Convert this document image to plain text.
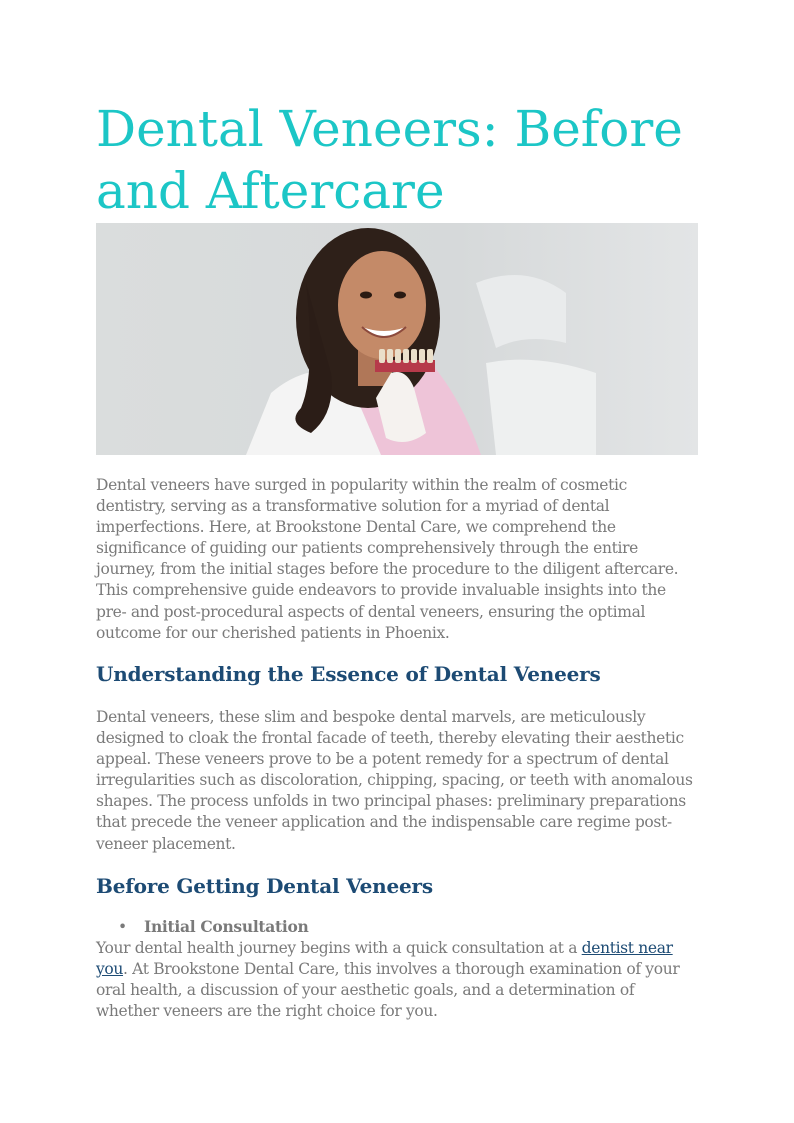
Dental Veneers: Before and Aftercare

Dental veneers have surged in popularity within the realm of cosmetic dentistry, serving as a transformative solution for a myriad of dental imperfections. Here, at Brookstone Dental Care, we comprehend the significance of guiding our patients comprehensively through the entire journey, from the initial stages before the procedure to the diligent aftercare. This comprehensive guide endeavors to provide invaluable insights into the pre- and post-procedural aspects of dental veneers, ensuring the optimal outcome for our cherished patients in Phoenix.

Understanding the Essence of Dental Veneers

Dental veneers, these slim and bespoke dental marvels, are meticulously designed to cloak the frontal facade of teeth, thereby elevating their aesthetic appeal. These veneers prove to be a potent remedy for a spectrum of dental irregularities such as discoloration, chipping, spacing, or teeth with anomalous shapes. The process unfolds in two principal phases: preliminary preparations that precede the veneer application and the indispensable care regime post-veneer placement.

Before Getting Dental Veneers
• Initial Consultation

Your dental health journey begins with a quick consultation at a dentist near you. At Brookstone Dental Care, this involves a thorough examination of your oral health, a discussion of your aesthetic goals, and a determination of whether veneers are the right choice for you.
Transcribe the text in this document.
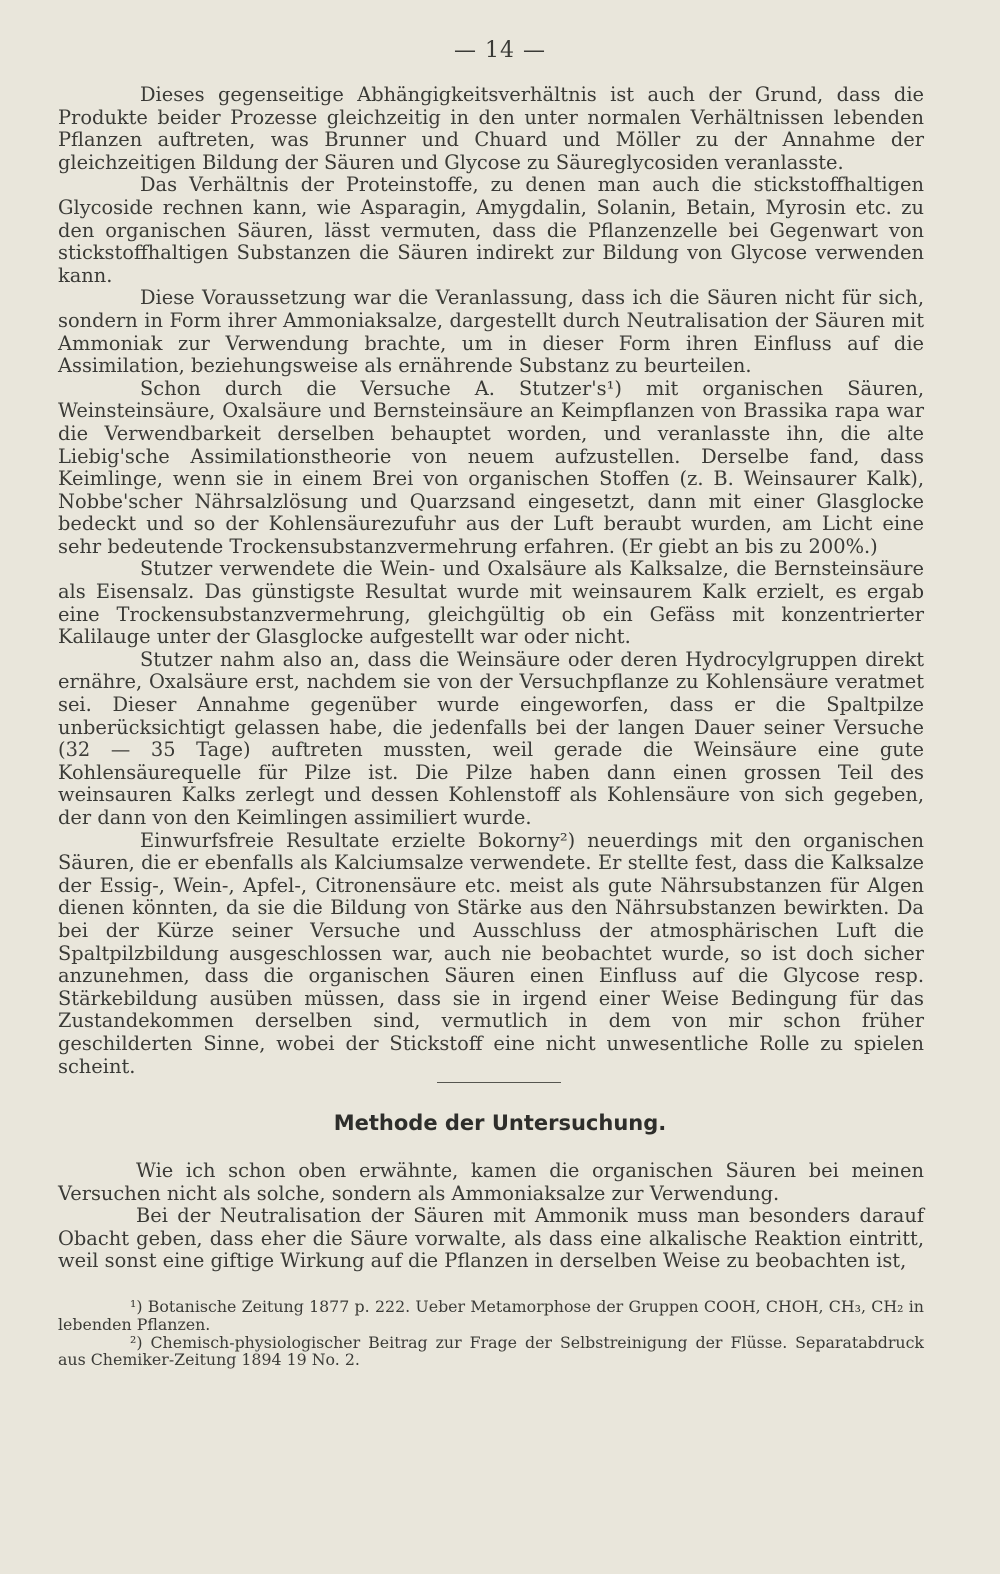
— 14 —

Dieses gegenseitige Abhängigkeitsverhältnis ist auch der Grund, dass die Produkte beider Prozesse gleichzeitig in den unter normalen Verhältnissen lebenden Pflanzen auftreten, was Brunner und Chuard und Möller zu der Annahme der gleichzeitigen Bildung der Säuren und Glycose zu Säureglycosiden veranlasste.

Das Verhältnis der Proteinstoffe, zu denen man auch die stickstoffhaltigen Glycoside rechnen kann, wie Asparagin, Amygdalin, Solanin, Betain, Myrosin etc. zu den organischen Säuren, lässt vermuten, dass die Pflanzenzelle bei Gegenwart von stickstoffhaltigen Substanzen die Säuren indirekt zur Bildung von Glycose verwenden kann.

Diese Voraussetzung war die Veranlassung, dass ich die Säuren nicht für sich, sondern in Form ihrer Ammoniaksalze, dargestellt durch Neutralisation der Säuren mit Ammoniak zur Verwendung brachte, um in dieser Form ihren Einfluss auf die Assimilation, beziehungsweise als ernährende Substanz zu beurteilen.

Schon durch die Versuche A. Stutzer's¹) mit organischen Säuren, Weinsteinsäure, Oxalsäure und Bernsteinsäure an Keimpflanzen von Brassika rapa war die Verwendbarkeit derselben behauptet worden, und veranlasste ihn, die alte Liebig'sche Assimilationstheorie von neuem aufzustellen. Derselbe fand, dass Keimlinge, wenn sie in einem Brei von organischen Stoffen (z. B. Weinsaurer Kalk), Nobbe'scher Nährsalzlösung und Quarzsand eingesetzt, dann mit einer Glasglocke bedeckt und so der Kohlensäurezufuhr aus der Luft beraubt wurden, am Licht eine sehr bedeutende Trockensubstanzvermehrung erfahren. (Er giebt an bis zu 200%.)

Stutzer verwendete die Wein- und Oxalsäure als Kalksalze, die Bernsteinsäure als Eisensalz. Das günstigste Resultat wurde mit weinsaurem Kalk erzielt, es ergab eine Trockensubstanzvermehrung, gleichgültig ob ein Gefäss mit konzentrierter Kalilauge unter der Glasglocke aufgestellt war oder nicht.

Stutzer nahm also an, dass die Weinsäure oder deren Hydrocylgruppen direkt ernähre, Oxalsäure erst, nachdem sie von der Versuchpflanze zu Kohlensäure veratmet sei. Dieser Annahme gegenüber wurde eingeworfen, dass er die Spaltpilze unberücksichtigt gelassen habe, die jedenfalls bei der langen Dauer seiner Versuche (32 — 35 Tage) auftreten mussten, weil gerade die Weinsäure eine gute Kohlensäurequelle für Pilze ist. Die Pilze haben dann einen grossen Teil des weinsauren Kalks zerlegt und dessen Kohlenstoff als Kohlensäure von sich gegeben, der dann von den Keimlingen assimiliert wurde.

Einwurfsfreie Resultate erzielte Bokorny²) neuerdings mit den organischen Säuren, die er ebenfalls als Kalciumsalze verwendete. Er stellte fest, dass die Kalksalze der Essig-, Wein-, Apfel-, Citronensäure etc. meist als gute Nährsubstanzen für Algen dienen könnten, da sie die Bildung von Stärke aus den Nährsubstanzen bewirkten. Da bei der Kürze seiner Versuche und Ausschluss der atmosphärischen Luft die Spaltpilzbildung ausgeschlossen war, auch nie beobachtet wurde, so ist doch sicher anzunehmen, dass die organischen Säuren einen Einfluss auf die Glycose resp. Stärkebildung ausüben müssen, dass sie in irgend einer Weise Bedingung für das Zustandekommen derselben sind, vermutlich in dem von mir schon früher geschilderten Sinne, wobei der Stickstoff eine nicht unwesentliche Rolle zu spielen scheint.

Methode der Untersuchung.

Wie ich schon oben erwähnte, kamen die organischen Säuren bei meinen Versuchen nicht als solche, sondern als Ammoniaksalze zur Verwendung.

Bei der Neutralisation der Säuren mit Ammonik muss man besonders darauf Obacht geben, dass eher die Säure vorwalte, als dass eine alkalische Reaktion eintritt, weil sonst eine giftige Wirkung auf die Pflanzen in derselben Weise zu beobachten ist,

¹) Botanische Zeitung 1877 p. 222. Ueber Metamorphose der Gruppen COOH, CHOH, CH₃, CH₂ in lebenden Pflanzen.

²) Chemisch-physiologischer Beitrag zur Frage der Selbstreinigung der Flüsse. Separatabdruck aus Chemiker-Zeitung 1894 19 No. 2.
────────────────
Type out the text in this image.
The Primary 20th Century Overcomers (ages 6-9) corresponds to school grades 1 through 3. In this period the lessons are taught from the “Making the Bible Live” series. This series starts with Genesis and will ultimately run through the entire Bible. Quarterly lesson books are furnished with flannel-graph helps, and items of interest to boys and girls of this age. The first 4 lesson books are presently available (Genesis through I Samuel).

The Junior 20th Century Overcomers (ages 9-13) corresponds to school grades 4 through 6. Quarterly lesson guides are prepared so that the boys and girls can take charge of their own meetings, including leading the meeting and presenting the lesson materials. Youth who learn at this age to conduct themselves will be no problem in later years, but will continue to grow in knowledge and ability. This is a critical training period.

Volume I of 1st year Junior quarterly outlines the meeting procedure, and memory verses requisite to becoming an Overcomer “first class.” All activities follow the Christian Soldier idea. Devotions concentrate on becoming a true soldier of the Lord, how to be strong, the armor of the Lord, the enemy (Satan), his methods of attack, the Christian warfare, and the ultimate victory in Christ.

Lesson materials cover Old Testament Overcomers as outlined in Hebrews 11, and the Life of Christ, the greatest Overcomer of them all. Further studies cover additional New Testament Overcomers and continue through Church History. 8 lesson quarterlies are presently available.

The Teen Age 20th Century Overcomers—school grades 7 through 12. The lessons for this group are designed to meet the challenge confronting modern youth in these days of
────────────────
EXERCISE PROMPT: Pull every line with the string "Junior" from the data above.

EXERCISE SOLUTION:
The Junior 20th Century Overcomers (ages 9-13) corresponds to school grades 4 through 6. Quarterly lesson guides are prepared so that the boys and girls can take charge of their own meetings, including leading the meeting and presenting the lesson materials. Youth who learn at this age to conduct themselves will be no problem in later years, but will continue to grow in knowledge and ability. This is a critical training period.
Volume I of 1st year Junior quarterly outlines the meeting procedure, and memory verses requisite to becoming an Overcomer “first class.” All activities follow the Christian Soldier idea. Devotions concentrate on becoming a true soldier of the Lord, how to be strong, the armor of the Lord, the enemy (Satan), his methods of attack, the Christian warfare, and the ultimate victory in Christ.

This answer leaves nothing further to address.